WHAT IS EXPECTED: Write the records out again, precisely as they stand.

Saved entries:

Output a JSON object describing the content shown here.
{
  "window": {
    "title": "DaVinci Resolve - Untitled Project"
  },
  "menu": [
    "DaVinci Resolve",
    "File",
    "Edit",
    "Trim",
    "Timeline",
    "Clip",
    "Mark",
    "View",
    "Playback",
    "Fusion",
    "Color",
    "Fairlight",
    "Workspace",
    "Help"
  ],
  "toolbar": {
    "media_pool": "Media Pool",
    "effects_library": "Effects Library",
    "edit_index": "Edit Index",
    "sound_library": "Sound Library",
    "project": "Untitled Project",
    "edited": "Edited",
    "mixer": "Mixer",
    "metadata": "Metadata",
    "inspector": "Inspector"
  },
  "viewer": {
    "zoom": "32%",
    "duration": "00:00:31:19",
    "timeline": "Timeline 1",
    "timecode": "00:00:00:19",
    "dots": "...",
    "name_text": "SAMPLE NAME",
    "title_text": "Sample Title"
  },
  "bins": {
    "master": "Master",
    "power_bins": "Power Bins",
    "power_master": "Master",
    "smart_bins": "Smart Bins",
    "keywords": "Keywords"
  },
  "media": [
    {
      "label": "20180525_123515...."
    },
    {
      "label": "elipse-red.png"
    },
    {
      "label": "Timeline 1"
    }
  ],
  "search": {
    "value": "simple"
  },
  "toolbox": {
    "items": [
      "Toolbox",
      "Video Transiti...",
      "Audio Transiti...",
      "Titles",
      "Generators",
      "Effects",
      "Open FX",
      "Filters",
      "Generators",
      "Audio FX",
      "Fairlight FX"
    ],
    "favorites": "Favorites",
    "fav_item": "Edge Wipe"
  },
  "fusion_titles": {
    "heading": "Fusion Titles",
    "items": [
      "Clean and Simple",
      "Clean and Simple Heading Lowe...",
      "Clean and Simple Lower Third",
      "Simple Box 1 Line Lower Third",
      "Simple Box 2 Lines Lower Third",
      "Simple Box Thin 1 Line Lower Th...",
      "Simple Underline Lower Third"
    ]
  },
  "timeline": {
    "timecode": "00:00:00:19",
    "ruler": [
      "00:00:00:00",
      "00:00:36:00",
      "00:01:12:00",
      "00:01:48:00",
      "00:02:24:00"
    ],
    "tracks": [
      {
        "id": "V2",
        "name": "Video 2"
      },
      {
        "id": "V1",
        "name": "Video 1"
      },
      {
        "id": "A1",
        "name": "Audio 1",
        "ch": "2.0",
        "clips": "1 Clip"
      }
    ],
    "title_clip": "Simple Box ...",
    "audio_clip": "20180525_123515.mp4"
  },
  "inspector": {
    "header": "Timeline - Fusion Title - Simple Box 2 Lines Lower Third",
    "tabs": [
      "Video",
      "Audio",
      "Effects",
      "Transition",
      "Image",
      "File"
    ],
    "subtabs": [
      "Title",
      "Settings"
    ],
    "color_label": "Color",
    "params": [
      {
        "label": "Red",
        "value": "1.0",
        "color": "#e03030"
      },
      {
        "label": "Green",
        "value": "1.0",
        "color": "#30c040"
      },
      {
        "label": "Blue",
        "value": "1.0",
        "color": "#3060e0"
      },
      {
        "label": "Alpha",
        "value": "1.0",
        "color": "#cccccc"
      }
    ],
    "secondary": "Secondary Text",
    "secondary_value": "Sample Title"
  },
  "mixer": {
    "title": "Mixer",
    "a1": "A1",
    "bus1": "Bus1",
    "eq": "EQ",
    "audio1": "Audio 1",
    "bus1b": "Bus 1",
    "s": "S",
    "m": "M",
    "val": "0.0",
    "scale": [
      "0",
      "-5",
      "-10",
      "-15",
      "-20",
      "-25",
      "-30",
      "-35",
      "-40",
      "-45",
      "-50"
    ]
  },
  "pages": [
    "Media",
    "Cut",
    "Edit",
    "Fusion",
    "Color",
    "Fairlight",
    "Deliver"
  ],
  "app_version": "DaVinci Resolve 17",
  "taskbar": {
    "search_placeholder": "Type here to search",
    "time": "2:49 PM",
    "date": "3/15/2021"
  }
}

RESULT OF THIS EXERCISE:
Output a JSON object describing the content shown here.
{
  "window": {
    "title": "DaVinci Resolve - Untitled Project"
  },
  "menu": [
    "DaVinci Resolve",
    "File",
    "Edit",
    "Trim",
    "Timeline",
    "Clip",
    "Mark",
    "View",
    "Playback",
    "Fusion",
    "Color",
    "Fairlight",
    "Workspace",
    "Help"
  ],
  "toolbar": {
    "media_pool": "Media Pool",
    "effects_library": "Effects Library",
    "edit_index": "Edit Index",
    "sound_library": "Sound Library",
    "project": "Untitled Project",
    "edited": "Edited",
    "mixer": "Mixer",
    "metadata": "Metadata",
    "inspector": "Inspector"
  },
  "viewer": {
    "zoom": "32%",
    "duration": "00:00:31:19",
    "timeline": "Timeline 1",
    "timecode": "00:00:00:19",
    "dots": "...",
    "name_text": "SAMPLE NAME",
    "title_text": "Sample Title"
  },
  "bins": {
    "master": "Master",
    "power_bins": "Power Bins",
    "power_master": "Master",
    "smart_bins": "Smart Bins",
    "keywords": "Keywords"
  },
  "media": [
    {
      "label": "20180525_123515...."
    },
    {
      "label": "elipse-red.png"
    },
    {
      "label": "Timeline 1"
    }
  ],
  "search": {
    "value": "simple"
  },
  "toolbox": {
    "items": [
      "Toolbox",
      "Video Transiti...",
      "Audio Transiti...",
      "Titles",
      "Generators",
      "Effects",
      "Open FX",
      "Filters",
      "Generators",
      "Audio FX",
      "Fairlight FX"
    ],
    "favorites": "Favorites",
    "fav_item": "Edge Wipe"
  },
  "fusion_titles": {
    "heading": "Fusion Titles",
    "items": [
      "Clean and Simple",
      "Clean and Simple Heading Lowe...",
      "Clean and Simple Lower Third",
      "Simple Box 1 Line Lower Third",
      "Simple Box 2 Lines Lower Third",
      "Simple Box Thin 1 Line Lower Th...",
      "Simple Underline Lower Third"
    ]
  },
  "timeline": {
    "timecode": "00:00:00:19",
    "ruler": [
      "00:00:00:00",
      "00:00:36:00",
      "00:01:12:00",
      "00:01:48:00",
      "00:02:24:00"
    ],
    "tracks": [
      {
        "id": "V2",
        "name": "Video 2"
      },
      {
        "id": "V1",
        "name": "Video 1"
      },
      {
        "id": "A1",
        "name": "Audio 1",
        "ch": "2.0",
        "clips": "1 Clip"
      }
    ],
    "title_clip": "Simple Box ...",
    "audio_clip": "20180525_123515.mp4"
  },
  "inspector": {
    "header": "Timeline - Fusion Title - Simple Box 2 Lines Lower Third",
    "tabs": [
      "Video",
      "Audio",
      "Effects",
      "Transition",
      "Image",
      "File"
    ],
    "subtabs": [
      "Title",
      "Settings"
    ],
    "color_label": "Color",
    "params": [
      {
        "label": "Red",
        "value": "1.0",
        "color": "#e03030"
      },
      {
        "label": "Green",
        "value": "1.0",
        "color": "#30c040"
      },
      {
        "label": "Blue",
        "value": "1.0",
        "color": "#3060e0"
      },
      {
        "label": "Alpha",
        "value": "1.0",
        "color": "#cccccc"
      }
    ],
    "secondary": "Secondary Text",
    "secondary_value": "Sample Title"
  },
  "mixer": {
    "title": "Mixer",
    "a1": "A1",
    "bus1": "Bus1",
    "eq": "EQ",
    "audio1": "Audio 1",
    "bus1b": "Bus 1",
    "s": "S",
    "m": "M",
    "val": "0.0",
    "scale": [
      "0",
      "-5",
      "-10",
      "-15",
      "-20",
      "-25",
      "-30",
      "-35",
      "-40",
      "-45",
      "-50"
    ]
  },
  "pages": [
    "Media",
    "Cut",
    "Edit",
    "Fusion",
    "Color",
    "Fairlight",
    "Deliver"
  ],
  "app_version": "DaVinci Resolve 17",
  "taskbar": {
    "search_placeholder": "Type here to search",
    "time": "2:49 PM",
    "date": "3/15/2021"
  }
}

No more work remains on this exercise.